#### [TASK TO COMPLETE]
In the entries that follow, count each line containing "WASHINGTON" and state the total, nothing more.

=== LISTED ENTRIES ===

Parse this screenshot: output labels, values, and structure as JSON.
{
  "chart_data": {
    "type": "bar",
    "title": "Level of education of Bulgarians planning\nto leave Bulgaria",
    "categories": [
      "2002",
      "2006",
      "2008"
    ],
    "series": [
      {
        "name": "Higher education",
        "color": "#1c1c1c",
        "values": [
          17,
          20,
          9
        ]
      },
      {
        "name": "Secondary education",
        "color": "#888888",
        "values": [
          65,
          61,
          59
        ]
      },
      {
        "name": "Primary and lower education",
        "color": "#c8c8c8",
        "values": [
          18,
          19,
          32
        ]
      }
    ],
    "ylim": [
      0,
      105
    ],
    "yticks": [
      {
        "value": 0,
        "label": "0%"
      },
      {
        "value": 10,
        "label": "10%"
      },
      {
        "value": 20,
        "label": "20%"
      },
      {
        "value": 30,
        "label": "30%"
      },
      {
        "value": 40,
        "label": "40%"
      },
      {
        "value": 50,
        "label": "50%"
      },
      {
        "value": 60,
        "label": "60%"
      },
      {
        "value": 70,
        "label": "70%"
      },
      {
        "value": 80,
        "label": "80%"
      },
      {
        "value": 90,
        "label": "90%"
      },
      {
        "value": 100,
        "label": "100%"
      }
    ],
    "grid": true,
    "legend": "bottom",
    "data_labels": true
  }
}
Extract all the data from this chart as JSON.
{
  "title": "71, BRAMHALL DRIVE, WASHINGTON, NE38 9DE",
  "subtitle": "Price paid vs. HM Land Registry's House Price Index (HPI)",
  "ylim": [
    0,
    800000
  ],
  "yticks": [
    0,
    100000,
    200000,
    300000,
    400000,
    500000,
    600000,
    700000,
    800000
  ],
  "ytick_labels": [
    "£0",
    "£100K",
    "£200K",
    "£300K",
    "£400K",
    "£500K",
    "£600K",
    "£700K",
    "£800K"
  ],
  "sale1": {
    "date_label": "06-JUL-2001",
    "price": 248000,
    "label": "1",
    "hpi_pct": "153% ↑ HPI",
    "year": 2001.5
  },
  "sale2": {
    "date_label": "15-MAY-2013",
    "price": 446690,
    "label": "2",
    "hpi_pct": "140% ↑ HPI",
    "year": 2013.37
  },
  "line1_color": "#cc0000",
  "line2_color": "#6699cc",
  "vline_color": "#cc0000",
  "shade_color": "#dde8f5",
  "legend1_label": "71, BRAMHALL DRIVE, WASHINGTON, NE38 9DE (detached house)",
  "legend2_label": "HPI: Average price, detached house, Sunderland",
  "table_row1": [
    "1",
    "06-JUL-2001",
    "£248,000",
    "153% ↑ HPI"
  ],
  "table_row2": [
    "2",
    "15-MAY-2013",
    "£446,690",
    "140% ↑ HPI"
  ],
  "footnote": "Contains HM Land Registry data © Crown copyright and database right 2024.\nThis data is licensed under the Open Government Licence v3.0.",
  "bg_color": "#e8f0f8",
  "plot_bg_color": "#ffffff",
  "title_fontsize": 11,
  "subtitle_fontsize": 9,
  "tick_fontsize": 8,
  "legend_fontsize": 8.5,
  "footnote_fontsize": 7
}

===

#### [EXPECTED ANSWER]
2